* DATASET RECORDS:
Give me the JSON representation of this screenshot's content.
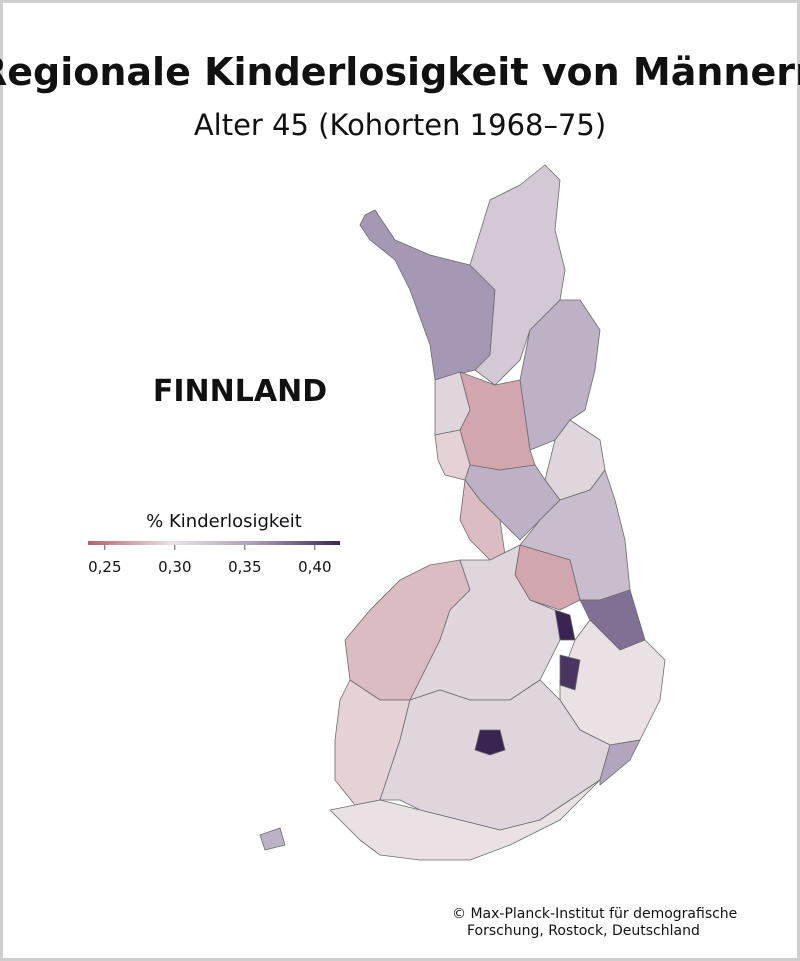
{
  "header": {
    "title": "Regionale Kinderlosigkeit von Männern",
    "subtitle": "Alter 45 (Kohorten 1968–75)"
  },
  "map": {
    "label": "FINNLAND",
    "legend": {
      "title": "% Kinderlosigkeit",
      "lim": [
        0.238,
        0.418
      ],
      "ticks": [
        {
          "value": 0.25,
          "label": "0,25"
        },
        {
          "value": 0.3,
          "label": "0,30"
        },
        {
          "value": 0.35,
          "label": "0,35"
        },
        {
          "value": 0.4,
          "label": "0,40"
        }
      ],
      "colors": [
        "#b5606f",
        "#ebe3e6",
        "#a99cb8",
        "#3a2552"
      ]
    },
    "regions": [
      {
        "value": 0.36
      },
      {
        "value": 0.32
      },
      {
        "value": 0.34
      },
      {
        "value": 0.27
      },
      {
        "value": 0.31
      },
      {
        "value": 0.29
      },
      {
        "value": 0.31
      },
      {
        "value": 0.34
      },
      {
        "value": 0.28
      },
      {
        "value": 0.33
      },
      {
        "value": 0.27
      },
      {
        "value": 0.38
      },
      {
        "value": 0.42
      },
      {
        "value": 0.28
      },
      {
        "value": 0.31
      },
      {
        "value": 0.3
      },
      {
        "value": 0.41
      },
      {
        "value": 0.29
      },
      {
        "value": 0.31
      },
      {
        "value": 0.42
      },
      {
        "value": 0.3
      },
      {
        "value": 0.35
      },
      {
        "value": 0.34
      }
    ]
  },
  "footer": {
    "credit_line1": "© Max-Planck-Institut für demografische",
    "credit_line2": "Forschung, Rostock, Deutschland"
  }
}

* PROBLEM TO WORK ON: Without including any pictures, reproduce the listing exactly.

* EXERCISE ANSWER:
Give me the JSON representation of this screenshot's content.
{
  "header": {
    "title": "Regionale Kinderlosigkeit von Männern",
    "subtitle": "Alter 45 (Kohorten 1968–75)"
  },
  "map": {
    "label": "FINNLAND",
    "legend": {
      "title": "% Kinderlosigkeit",
      "lim": [
        0.238,
        0.418
      ],
      "ticks": [
        {
          "value": 0.25,
          "label": "0,25"
        },
        {
          "value": 0.3,
          "label": "0,30"
        },
        {
          "value": 0.35,
          "label": "0,35"
        },
        {
          "value": 0.4,
          "label": "0,40"
        }
      ],
      "colors": [
        "#b5606f",
        "#ebe3e6",
        "#a99cb8",
        "#3a2552"
      ]
    },
    "regions": [
      {
        "value": 0.36
      },
      {
        "value": 0.32
      },
      {
        "value": 0.34
      },
      {
        "value": 0.27
      },
      {
        "value": 0.31
      },
      {
        "value": 0.29
      },
      {
        "value": 0.31
      },
      {
        "value": 0.34
      },
      {
        "value": 0.28
      },
      {
        "value": 0.33
      },
      {
        "value": 0.27
      },
      {
        "value": 0.38
      },
      {
        "value": 0.42
      },
      {
        "value": 0.28
      },
      {
        "value": 0.31
      },
      {
        "value": 0.3
      },
      {
        "value": 0.41
      },
      {
        "value": 0.29
      },
      {
        "value": 0.31
      },
      {
        "value": 0.42
      },
      {
        "value": 0.3
      },
      {
        "value": 0.35
      },
      {
        "value": 0.34
      }
    ]
  },
  "footer": {
    "credit_line1": "© Max-Planck-Institut für demografische",
    "credit_line2": "Forschung, Rostock, Deutschland"
  }
}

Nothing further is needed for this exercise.